>> START Information given

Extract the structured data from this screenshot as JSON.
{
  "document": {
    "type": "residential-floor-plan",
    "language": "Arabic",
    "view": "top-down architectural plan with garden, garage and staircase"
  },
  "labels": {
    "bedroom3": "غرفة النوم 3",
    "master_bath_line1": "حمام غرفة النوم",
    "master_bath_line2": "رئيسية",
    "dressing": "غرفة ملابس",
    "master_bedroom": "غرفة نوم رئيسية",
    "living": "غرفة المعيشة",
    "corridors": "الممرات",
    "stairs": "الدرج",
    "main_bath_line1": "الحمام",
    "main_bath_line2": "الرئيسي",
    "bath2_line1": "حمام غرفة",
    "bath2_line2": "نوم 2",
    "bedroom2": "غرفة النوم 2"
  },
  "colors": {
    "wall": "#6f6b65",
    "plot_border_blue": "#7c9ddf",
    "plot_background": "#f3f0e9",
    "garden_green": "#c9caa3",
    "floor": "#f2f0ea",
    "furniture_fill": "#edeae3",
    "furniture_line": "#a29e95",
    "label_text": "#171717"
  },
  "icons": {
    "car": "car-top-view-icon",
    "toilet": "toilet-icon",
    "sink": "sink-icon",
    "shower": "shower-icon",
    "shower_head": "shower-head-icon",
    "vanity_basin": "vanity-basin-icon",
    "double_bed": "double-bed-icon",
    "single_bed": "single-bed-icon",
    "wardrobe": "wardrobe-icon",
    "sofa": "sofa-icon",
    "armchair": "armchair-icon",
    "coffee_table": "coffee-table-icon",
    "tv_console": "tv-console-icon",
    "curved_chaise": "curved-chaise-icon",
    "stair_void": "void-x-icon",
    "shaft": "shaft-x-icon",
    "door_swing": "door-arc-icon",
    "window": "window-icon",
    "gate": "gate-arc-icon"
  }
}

>> END Information given

Extract every line that has the string "view" in it.

    "view": "top-down architectural plan with garden, garage and staircase"
    "car": "car-top-view-icon",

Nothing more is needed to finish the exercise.